## [Excerpted data]
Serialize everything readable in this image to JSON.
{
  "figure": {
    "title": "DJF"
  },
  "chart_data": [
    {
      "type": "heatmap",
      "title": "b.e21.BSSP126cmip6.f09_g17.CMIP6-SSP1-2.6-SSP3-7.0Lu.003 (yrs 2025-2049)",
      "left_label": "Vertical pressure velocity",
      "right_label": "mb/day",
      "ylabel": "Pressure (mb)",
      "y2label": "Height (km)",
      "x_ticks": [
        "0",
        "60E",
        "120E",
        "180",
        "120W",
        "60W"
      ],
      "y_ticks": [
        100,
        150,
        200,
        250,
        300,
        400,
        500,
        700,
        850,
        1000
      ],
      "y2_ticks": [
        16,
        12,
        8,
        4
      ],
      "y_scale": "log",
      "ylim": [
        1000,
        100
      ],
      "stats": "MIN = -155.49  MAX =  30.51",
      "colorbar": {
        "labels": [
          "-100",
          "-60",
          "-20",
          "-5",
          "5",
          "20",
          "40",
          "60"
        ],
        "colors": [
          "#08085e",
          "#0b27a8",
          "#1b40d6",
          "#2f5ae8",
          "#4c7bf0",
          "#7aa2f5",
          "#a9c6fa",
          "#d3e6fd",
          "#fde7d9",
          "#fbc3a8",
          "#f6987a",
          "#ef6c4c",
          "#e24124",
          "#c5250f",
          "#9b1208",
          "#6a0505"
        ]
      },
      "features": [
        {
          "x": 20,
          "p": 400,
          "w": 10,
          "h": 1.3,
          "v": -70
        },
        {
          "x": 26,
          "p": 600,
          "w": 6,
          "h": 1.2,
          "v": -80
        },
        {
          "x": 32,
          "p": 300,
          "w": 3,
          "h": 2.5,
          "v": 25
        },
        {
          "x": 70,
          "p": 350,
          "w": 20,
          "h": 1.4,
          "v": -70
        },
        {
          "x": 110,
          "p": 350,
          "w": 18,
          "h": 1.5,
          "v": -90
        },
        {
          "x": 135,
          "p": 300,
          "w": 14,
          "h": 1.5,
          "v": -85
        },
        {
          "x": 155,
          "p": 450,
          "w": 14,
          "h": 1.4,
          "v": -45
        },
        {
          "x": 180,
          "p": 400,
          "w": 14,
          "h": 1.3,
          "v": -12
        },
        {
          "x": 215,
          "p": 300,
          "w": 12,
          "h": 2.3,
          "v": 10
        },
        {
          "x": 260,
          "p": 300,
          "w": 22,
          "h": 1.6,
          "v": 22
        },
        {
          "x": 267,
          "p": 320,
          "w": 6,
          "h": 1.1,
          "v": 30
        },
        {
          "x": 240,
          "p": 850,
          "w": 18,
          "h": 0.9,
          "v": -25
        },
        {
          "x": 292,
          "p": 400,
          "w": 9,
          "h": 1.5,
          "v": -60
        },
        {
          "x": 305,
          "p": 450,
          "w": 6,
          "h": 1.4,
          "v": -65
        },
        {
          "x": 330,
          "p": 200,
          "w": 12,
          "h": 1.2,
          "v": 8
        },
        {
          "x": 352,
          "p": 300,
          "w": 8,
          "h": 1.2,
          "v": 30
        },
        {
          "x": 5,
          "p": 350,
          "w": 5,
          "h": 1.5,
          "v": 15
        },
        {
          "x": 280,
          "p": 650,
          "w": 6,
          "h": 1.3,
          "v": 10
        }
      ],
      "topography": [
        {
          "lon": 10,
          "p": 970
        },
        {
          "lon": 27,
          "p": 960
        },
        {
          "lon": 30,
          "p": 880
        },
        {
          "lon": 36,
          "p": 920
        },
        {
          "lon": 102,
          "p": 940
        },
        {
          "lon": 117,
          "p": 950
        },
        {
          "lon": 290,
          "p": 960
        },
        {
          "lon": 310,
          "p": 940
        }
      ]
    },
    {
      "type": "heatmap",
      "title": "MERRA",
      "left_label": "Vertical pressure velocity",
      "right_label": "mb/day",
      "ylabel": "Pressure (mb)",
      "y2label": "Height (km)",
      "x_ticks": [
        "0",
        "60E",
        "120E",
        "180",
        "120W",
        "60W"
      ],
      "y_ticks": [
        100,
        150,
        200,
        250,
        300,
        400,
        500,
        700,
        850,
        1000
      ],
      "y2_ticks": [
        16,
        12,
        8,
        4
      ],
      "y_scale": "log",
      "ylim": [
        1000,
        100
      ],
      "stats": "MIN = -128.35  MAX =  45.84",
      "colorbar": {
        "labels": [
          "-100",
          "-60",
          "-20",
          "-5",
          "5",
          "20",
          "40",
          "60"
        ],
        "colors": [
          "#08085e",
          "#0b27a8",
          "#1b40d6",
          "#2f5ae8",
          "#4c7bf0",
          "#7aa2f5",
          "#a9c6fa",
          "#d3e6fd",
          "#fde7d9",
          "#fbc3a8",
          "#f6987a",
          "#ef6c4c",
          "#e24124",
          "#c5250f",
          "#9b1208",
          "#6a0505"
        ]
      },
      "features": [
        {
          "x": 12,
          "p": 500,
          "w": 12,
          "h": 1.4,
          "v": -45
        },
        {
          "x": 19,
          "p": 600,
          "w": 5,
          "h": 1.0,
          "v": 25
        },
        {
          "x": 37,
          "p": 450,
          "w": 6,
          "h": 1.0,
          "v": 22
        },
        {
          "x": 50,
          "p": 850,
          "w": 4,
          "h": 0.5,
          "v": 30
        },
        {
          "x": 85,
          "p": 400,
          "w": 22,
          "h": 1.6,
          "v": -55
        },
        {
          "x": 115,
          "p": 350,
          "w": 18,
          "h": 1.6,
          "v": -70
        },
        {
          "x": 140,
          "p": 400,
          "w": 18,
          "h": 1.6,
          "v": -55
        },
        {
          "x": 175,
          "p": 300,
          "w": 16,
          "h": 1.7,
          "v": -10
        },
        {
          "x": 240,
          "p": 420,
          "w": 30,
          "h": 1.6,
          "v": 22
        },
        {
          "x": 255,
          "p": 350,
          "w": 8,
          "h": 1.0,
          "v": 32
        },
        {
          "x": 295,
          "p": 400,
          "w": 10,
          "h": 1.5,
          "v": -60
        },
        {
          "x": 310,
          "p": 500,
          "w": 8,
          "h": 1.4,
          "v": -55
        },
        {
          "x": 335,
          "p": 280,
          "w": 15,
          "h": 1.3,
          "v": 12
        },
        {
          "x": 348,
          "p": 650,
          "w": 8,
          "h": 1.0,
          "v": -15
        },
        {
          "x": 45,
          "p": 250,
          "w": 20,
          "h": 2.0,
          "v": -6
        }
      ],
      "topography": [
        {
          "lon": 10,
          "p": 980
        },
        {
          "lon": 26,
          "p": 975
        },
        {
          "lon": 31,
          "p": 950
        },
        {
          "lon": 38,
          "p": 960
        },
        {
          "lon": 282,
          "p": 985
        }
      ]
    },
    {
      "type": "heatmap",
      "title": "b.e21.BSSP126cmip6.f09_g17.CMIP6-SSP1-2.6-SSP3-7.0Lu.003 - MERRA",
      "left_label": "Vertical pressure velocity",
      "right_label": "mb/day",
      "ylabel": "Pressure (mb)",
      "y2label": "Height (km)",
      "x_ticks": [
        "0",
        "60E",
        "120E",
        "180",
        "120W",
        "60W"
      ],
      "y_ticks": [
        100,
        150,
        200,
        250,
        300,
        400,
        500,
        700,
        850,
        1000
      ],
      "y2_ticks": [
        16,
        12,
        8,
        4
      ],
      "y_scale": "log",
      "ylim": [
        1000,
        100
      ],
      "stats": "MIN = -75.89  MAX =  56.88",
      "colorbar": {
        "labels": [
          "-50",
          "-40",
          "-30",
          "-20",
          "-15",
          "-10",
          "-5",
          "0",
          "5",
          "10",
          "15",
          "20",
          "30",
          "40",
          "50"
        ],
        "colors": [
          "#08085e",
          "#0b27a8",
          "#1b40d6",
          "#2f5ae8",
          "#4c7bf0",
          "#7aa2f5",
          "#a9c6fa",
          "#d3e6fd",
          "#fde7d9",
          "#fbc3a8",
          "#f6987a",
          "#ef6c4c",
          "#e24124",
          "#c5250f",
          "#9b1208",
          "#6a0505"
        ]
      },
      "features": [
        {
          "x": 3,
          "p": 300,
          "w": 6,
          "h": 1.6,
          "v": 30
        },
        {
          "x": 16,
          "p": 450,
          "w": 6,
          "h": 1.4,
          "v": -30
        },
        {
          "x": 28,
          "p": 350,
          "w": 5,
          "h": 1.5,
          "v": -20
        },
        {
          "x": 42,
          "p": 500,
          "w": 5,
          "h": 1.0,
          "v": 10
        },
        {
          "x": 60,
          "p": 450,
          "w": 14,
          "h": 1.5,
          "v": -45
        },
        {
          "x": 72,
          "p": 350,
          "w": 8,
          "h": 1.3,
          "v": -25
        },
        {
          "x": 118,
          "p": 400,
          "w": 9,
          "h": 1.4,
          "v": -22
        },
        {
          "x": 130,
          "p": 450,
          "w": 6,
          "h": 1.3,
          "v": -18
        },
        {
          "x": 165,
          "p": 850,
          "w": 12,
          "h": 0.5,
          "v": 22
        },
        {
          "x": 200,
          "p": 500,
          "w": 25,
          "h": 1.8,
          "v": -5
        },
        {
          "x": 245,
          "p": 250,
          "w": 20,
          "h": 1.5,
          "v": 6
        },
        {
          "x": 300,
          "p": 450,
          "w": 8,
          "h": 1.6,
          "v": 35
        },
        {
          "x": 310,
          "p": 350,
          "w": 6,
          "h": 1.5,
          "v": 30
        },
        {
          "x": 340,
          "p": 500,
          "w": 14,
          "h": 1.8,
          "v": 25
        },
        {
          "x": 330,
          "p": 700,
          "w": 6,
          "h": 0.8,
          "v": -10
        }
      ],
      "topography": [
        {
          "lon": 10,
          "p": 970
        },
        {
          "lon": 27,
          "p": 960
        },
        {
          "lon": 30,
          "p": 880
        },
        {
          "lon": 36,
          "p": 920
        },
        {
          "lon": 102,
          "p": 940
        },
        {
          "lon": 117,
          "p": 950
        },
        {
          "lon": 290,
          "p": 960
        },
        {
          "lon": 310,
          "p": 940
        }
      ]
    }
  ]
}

## [Direction]
Looking at the data above, how many lines hold the word "MERRA"? Respond with the number alone.

## [Finished answer]
2